What to work on:
Reproduce the listing below in full and without alteration, apart from its pictures.

** begin Record list **

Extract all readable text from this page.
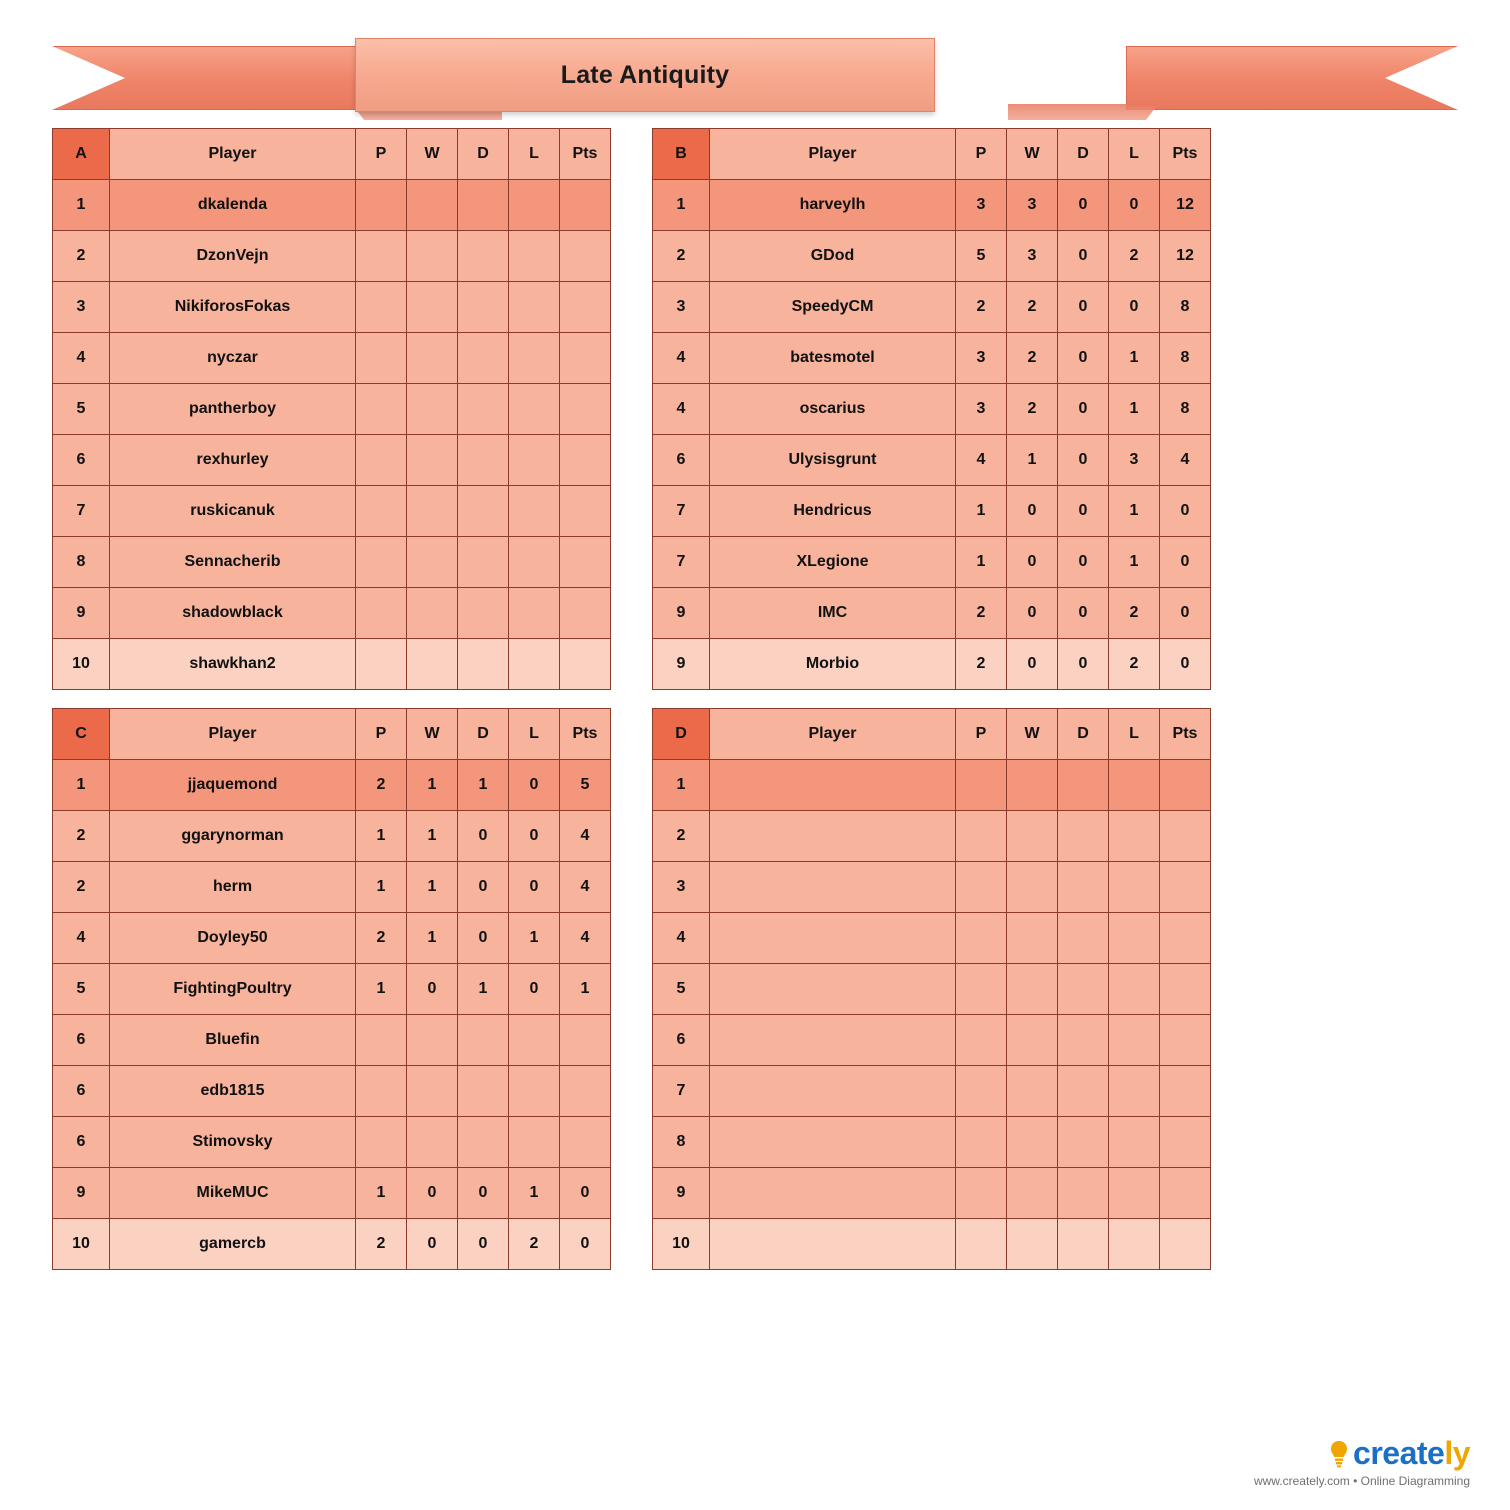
Late Antiquity
A	Player	P	W	D	L	Pts
1	dkalenda					
2	DzonVejn					
3	NikiforosFokas					
4	nyczar					
5	pantherboy					
6	rexhurley					
7	ruskicanuk					
8	Sennacherib					
9	shadowblack					
10	shawkhan2					
B	Player	P	W	D	L	Pts
1	harveylh	3	3	0	0	12
2	GDod	5	3	0	2	12
3	SpeedyCM	2	2	0	0	8
4	batesmotel	3	2	0	1	8
4	oscarius	3	2	0	1	8
6	Ulysisgrunt	4	1	0	3	4
7	Hendricus	1	0	0	1	0
7	XLegione	1	0	0	1	0
9	IMC	2	0	0	2	0
9	Morbio	2	0	0	2	0
C	Player	P	W	D	L	Pts
1	jjaquemond	2	1	1	0	5
2	ggarynorman	1	1	0	0	4
2	herm	1	1	0	0	4
4	Doyley50	2	1	0	1	4
5	FightingPoultry	1	0	1	0	1
6	Bluefin					
6	edb1815					
6	Stimovsky					
9	MikeMUC	1	0	0	1	0
10	gamercb	2	0	0	2	0
D	Player	P	W	D	L	Pts
1						
2						
3						
4						
5						
6						
7						
8						
9						
10						
creately
www.creately.com • Online Diagramming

** end Record list **

Answer for this exercise:
Extract all readable text from this page.
Late Antiquity
A	Player	P	W	D	L	Pts
1	dkalenda					
2	DzonVejn					
3	NikiforosFokas					
4	nyczar					
5	pantherboy					
6	rexhurley					
7	ruskicanuk					
8	Sennacherib					
9	shadowblack					
10	shawkhan2					
B	Player	P	W	D	L	Pts
1	harveylh	3	3	0	0	12
2	GDod	5	3	0	2	12
3	SpeedyCM	2	2	0	0	8
4	batesmotel	3	2	0	1	8
4	oscarius	3	2	0	1	8
6	Ulysisgrunt	4	1	0	3	4
7	Hendricus	1	0	0	1	0
7	XLegione	1	0	0	1	0
9	IMC	2	0	0	2	0
9	Morbio	2	0	0	2	0
C	Player	P	W	D	L	Pts
1	jjaquemond	2	1	1	0	5
2	ggarynorman	1	1	0	0	4
2	herm	1	1	0	0	4
4	Doyley50	2	1	0	1	4
5	FightingPoultry	1	0	1	0	1
6	Bluefin					
6	edb1815					
6	Stimovsky					
9	MikeMUC	1	0	0	1	0
10	gamercb	2	0	0	2	0
D	Player	P	W	D	L	Pts
1						
2						
3						
4						
5						
6						
7						
8						
9						
10						
creately
www.creately.com • Online Diagramming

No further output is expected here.